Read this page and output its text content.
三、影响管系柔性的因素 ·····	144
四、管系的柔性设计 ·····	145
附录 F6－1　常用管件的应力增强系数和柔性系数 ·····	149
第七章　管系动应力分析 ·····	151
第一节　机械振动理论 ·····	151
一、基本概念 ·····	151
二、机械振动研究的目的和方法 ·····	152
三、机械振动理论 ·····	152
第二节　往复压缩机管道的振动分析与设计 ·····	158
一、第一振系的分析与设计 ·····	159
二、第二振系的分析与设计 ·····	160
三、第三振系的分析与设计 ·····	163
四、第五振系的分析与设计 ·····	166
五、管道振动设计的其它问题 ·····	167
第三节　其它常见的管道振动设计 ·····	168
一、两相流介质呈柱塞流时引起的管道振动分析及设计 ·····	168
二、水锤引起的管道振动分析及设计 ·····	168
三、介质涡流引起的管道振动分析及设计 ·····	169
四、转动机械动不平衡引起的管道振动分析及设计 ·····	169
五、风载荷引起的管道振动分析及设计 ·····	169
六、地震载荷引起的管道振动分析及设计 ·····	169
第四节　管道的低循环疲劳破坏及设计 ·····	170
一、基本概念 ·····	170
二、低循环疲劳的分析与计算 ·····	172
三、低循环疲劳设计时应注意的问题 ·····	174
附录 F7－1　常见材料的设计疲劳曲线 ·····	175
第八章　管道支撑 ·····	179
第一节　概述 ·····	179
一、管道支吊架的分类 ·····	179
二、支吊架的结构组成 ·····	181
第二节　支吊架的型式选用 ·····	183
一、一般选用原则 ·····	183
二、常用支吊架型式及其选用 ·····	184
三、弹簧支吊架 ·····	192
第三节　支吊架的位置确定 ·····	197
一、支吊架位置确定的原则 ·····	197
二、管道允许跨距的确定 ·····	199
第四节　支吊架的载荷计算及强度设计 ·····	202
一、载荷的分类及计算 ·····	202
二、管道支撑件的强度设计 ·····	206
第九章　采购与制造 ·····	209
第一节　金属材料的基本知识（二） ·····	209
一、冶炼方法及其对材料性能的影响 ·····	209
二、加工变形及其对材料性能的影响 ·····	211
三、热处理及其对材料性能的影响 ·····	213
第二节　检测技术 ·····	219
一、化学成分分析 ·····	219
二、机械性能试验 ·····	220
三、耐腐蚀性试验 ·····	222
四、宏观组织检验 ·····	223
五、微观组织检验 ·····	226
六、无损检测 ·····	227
┄┄┄┄┄┄
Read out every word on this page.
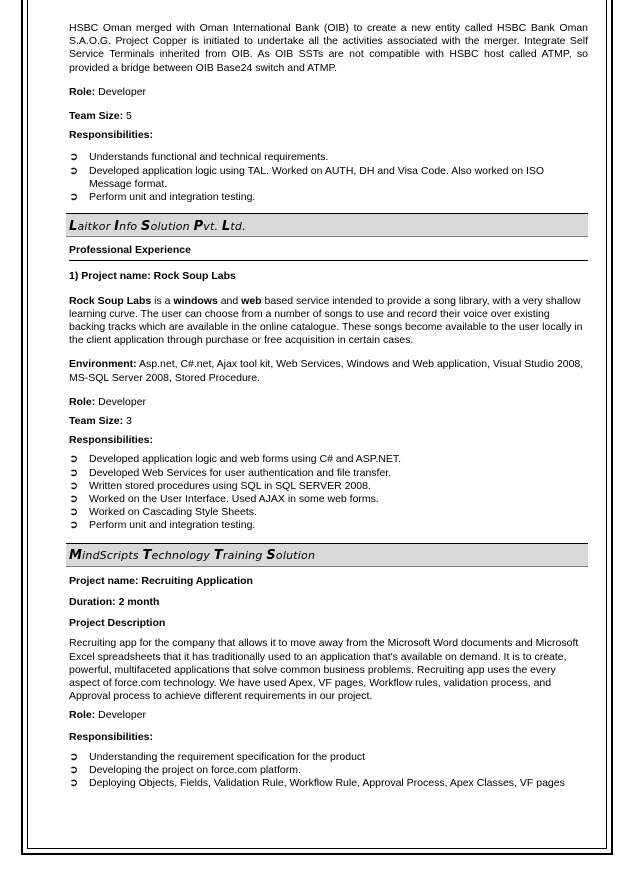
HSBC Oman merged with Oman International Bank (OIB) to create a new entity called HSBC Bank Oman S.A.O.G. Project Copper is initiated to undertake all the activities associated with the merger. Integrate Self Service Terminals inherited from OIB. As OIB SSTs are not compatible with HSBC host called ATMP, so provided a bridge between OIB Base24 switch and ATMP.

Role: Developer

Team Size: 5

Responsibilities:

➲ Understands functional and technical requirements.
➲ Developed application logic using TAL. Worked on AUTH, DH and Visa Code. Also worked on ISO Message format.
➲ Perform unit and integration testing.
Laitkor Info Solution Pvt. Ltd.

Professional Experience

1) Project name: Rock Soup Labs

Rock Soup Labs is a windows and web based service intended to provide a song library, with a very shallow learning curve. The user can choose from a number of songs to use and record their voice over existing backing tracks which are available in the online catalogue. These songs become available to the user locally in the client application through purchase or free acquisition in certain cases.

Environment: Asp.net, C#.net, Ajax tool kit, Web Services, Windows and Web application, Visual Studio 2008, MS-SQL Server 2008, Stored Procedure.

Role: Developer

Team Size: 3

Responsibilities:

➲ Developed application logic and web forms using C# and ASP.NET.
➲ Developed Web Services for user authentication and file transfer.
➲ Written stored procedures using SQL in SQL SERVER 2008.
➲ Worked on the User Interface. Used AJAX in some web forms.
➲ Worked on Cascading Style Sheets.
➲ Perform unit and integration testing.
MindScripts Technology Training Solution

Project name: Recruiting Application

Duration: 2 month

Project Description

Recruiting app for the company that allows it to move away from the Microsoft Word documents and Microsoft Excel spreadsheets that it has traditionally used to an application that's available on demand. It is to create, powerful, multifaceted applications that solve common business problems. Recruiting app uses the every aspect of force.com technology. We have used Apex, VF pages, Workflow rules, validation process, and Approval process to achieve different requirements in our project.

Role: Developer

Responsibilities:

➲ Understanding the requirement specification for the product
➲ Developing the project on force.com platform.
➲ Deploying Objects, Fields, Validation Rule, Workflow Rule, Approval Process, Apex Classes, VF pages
┄┄┄┄┄┄
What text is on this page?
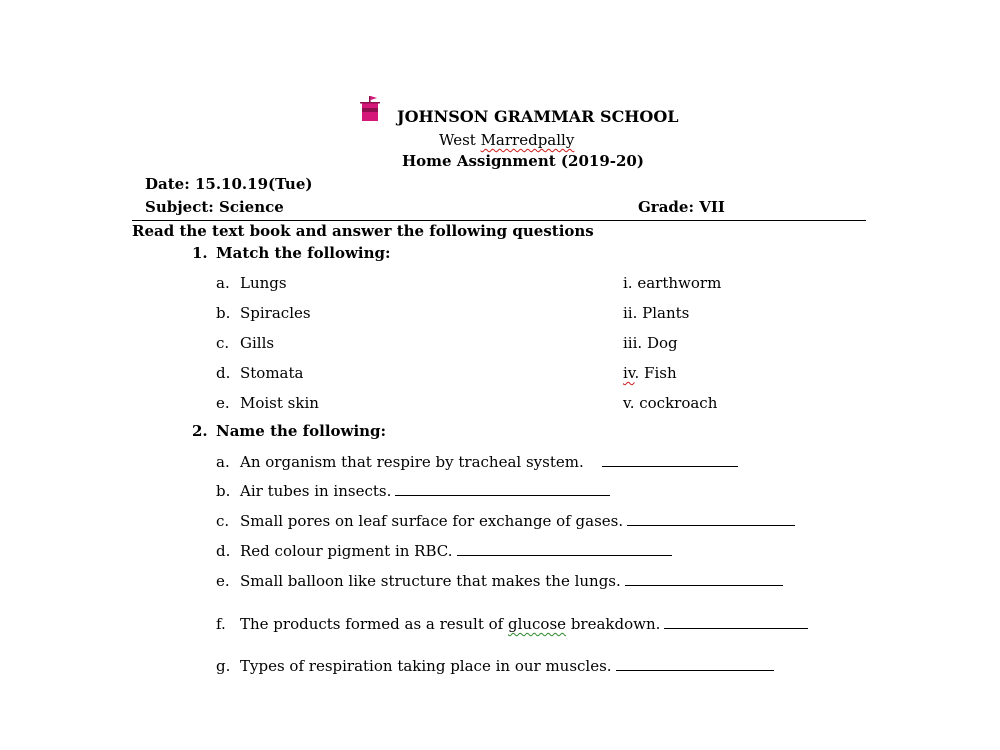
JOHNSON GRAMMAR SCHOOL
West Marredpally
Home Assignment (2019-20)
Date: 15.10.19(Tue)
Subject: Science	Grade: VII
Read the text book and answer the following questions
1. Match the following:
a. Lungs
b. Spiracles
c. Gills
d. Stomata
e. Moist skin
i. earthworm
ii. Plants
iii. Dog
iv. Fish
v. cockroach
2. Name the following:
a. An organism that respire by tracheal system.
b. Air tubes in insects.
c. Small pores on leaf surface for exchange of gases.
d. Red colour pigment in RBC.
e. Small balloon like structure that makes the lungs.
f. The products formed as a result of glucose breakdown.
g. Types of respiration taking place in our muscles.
┄┄┄┄┄┄
■ Stated exercise ■
Copy each line from the data above that includes "Solution".

■ Output of the task ■
Laitkor Info Solution Pvt. Ltd.
MindScripts Technology Training Solution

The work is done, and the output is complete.